§ **Work required**:
All lines of the records below that contain the word "Using" must be listed.
::: Records to use
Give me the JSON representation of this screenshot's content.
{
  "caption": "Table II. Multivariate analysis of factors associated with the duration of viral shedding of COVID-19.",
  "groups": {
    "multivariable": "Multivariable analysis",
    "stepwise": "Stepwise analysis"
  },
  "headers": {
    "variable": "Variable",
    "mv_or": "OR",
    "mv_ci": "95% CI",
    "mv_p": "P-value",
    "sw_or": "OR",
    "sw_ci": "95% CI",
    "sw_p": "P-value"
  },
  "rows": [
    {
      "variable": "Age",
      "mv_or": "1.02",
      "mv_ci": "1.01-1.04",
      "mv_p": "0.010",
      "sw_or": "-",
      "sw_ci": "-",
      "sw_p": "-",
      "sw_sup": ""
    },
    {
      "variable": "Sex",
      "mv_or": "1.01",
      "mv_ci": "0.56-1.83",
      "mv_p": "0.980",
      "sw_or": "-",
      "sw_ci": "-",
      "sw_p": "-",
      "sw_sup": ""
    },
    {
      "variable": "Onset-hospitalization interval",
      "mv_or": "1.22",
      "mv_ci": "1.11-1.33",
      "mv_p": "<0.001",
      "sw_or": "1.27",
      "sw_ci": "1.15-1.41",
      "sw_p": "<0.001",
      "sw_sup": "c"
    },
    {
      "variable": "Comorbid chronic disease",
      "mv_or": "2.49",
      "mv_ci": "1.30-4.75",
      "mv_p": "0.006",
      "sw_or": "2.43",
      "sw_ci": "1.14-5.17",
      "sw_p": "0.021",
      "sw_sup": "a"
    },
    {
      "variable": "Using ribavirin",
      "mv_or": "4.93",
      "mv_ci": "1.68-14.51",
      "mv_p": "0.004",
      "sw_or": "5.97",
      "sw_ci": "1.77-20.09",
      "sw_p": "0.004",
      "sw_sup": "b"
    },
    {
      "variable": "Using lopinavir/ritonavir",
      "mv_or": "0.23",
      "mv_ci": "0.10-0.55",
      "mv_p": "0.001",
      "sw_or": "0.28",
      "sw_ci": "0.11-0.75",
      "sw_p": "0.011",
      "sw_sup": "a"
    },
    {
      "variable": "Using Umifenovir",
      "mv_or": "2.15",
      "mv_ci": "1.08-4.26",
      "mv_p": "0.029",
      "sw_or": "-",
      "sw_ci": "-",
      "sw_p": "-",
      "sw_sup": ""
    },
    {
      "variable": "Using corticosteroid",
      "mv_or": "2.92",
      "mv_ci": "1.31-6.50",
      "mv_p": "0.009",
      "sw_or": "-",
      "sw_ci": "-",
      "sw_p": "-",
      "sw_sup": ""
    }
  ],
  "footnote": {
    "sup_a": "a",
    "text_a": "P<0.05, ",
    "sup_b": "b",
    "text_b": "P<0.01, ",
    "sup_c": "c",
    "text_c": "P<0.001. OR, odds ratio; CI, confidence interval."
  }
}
::::::
§ **Output of the task**:
      "variable": "Using ribavirin",
      "variable": "Using lopinavir/ritonavir",
      "variable": "Using Umifenovir",
      "variable": "Using corticosteroid",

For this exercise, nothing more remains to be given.